**Objective:**
Rewrite the lines below as a numbered list, leaving out any blank lines.

**Records for this task:**
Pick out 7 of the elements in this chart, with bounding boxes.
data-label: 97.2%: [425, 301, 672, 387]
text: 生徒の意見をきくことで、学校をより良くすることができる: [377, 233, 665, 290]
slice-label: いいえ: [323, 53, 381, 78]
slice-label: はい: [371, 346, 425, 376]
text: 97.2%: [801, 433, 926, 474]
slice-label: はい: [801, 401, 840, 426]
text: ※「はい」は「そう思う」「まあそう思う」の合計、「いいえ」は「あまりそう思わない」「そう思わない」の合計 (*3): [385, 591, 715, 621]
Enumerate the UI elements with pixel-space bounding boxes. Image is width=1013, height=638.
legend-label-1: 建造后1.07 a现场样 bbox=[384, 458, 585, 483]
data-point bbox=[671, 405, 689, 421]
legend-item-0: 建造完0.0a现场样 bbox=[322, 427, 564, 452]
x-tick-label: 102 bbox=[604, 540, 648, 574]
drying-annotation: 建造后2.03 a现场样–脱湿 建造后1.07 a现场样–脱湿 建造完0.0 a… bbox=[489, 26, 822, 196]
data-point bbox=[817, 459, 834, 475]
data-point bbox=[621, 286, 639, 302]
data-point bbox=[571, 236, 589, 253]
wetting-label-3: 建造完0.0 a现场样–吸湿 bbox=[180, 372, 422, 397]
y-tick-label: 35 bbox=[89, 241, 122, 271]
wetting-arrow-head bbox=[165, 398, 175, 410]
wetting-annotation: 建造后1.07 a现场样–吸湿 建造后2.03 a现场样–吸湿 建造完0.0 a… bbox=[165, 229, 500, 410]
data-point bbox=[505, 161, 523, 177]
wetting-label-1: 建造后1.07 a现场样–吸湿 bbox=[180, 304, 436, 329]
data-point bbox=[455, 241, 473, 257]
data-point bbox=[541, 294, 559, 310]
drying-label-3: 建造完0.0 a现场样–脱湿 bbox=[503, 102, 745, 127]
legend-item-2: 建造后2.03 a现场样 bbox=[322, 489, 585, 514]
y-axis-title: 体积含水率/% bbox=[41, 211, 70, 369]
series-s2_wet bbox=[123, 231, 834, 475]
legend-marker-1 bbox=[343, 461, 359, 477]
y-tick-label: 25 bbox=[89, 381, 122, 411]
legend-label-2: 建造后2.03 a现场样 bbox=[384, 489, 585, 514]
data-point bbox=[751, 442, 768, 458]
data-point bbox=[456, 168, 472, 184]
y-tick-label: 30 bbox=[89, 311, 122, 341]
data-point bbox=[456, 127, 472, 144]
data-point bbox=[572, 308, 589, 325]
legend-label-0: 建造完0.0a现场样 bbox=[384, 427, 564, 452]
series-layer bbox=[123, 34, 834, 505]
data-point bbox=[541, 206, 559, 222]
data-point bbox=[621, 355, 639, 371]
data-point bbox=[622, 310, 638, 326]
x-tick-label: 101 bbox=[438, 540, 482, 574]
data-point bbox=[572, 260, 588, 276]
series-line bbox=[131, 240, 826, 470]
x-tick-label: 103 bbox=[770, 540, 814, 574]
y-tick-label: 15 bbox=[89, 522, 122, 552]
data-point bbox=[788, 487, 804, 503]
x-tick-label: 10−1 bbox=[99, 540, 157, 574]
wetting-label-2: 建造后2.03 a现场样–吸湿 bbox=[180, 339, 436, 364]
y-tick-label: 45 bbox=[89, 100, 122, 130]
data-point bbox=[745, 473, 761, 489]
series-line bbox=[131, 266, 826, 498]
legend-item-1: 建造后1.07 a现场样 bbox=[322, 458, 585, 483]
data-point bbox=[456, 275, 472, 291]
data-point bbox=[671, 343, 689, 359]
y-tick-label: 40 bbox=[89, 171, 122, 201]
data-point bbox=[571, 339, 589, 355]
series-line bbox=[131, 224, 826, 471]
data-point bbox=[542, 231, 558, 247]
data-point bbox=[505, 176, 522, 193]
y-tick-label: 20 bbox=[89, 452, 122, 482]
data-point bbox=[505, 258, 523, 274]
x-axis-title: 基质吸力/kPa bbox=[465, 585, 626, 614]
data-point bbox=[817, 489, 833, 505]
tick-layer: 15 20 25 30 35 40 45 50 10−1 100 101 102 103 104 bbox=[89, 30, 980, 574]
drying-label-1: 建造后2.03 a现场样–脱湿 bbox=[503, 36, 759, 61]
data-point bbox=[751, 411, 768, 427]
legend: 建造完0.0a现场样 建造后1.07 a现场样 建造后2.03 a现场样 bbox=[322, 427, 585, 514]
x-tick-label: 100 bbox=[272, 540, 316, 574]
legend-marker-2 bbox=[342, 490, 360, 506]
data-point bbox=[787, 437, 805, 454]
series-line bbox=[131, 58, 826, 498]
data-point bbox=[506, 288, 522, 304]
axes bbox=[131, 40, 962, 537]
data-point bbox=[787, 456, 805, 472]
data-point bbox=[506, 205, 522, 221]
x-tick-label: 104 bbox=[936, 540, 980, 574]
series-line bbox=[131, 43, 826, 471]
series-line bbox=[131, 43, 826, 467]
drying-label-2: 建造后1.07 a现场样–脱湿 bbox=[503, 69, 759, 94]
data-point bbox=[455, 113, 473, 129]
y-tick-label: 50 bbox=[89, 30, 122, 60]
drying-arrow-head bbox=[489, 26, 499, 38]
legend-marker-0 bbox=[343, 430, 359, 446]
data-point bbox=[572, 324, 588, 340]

**Output of the task:**
1. Pick out 7 of the elements in this chart, with bounding boxes.
2. data-label: 97.2%: [425, 301, 672, 387]
3. text: 生徒の意見をきくことで、学校をより良くすることができる: [377, 233, 665, 290]
4. slice-label: いいえ: [323, 53, 381, 78]
5. slice-label: はい: [371, 346, 425, 376]
6. text: 97.2%: [801, 433, 926, 474]
7. slice-label: はい: [801, 401, 840, 426]
8. text: ※「はい」は「そう思う」「まあそう思う」の合計、「いいえ」は「あまりそう思わない」「そう思わない」の合計 (*3): [385, 591, 715, 621]
9. Enumerate the UI elements with pixel-space bounding boxes. Image is width=1013, height=638.
10. legend-label-1: 建造后1.07 a现场样 bbox=[384, 458, 585, 483]
11. data-point bbox=[671, 405, 689, 421]
12. legend-item-0: 建造完0.0a现场样 bbox=[322, 427, 564, 452]
13. x-tick-label: 102 bbox=[604, 540, 648, 574]
14. drying-annotation: 建造后2.03 a现场样–脱湿 建造后1.07 a现场样–脱湿 建造完0.0 a… bbox=[489, 26, 822, 196]
15. data-point bbox=[817, 459, 834, 475]
16. data-point bbox=[621, 286, 639, 302]
17. data-point bbox=[571, 236, 589, 253]
18. wetting-label-3: 建造完0.0 a现场样–吸湿 bbox=[180, 372, 422, 397]
19. y-tick-label: 35 bbox=[89, 241, 122, 271]
20. wetting-arrow-head bbox=[165, 398, 175, 410]
21. wetting-annotation: 建造后1.07 a现场样–吸湿 建造后2.03 a现场样–吸湿 建造完0.0 a… bbox=[165, 229, 500, 410]
22. data-point bbox=[505, 161, 523, 177]
23. wetting-label-1: 建造后1.07 a现场样–吸湿 bbox=[180, 304, 436, 329]
24. data-point bbox=[455, 241, 473, 257]
25. data-point bbox=[541, 294, 559, 310]
26. drying-label-3: 建造完0.0 a现场样–脱湿 bbox=[503, 102, 745, 127]
27. legend-item-2: 建造后2.03 a现场样 bbox=[322, 489, 585, 514]
28. y-axis-title: 体积含水率/% bbox=[41, 211, 70, 369]
29. series-s2_wet bbox=[123, 231, 834, 475]
30. legend-marker-1 bbox=[343, 461, 359, 477]
31. y-tick-label: 25 bbox=[89, 381, 122, 411]
32. legend-label-2: 建造后2.03 a现场样 bbox=[384, 489, 585, 514]
33. data-point bbox=[751, 442, 768, 458]
34. data-point bbox=[456, 168, 472, 184]
35. y-tick-label: 30 bbox=[89, 311, 122, 341]
36. data-point bbox=[456, 127, 472, 144]
37. data-point bbox=[572, 308, 589, 325]
38. legend-label-0: 建造完0.0a现场样 bbox=[384, 427, 564, 452]
39. series-layer bbox=[123, 34, 834, 505]
40. data-point bbox=[541, 206, 559, 222]
41. data-point bbox=[621, 355, 639, 371]
42. data-point bbox=[622, 310, 638, 326]
43. x-tick-label: 101 bbox=[438, 540, 482, 574]
44. data-point bbox=[572, 260, 588, 276]
45. series-line bbox=[131, 240, 826, 470]
46. x-tick-label: 103 bbox=[770, 540, 814, 574]
47. y-tick-label: 15 bbox=[89, 522, 122, 552]
48. data-point bbox=[788, 487, 804, 503]
49. x-tick-label: 10−1 bbox=[99, 540, 157, 574]
50. wetting-label-2: 建造后2.03 a现场样–吸湿 bbox=[180, 339, 436, 364]
51. y-tick-label: 45 bbox=[89, 100, 122, 130]
52. data-point bbox=[745, 473, 761, 489]
53. series-line bbox=[131, 266, 826, 498]
54. legend-item-1: 建造后1.07 a现场样 bbox=[322, 458, 585, 483]
55. data-point bbox=[456, 275, 472, 291]
56. data-point bbox=[671, 343, 689, 359]
57. y-tick-label: 40 bbox=[89, 171, 122, 201]
58. data-point bbox=[571, 339, 589, 355]
59. series-line bbox=[131, 224, 826, 471]
60. data-point bbox=[542, 231, 558, 247]
61. data-point bbox=[505, 176, 522, 193]
62. y-tick-label: 20 bbox=[89, 452, 122, 482]
63. data-point bbox=[505, 258, 523, 274]
64. x-axis-title: 基质吸力/kPa bbox=[465, 585, 626, 614]
65. data-point bbox=[817, 489, 833, 505]
66. tick-layer: 15 20 25 30 35 40 45 50 10−1 100 101 102 103 104 bbox=[89, 30, 980, 574]
67. drying-label-1: 建造后2.03 a现场样–脱湿 bbox=[503, 36, 759, 61]
68. data-point bbox=[751, 411, 768, 427]
69. legend: 建造完0.0a现场样 建造后1.07 a现场样 建造后2.03 a现场样 bbox=[322, 427, 585, 514]
70. x-tick-label: 100 bbox=[272, 540, 316, 574]
71. legend-marker-2 bbox=[342, 490, 360, 506]
72. data-point bbox=[787, 437, 805, 454]
73. series-line bbox=[131, 58, 826, 498]
74. data-point bbox=[506, 288, 522, 304]
75. axes bbox=[131, 40, 962, 537]
76. data-point bbox=[787, 456, 805, 472]
77. data-point bbox=[506, 205, 522, 221]
78. x-tick-label: 104 bbox=[936, 540, 980, 574]
79. series-line bbox=[131, 43, 826, 471]
80. series-line bbox=[131, 43, 826, 467]
81. drying-label-2: 建造后1.07 a现场样–脱湿 bbox=[503, 69, 759, 94]
82. data-point bbox=[455, 113, 473, 129]
83. y-tick-label: 50 bbox=[89, 30, 122, 60]
84. drying-arrow-head bbox=[489, 26, 499, 38]
85. legend-marker-0 bbox=[343, 430, 359, 446]
86. data-point bbox=[572, 324, 588, 340]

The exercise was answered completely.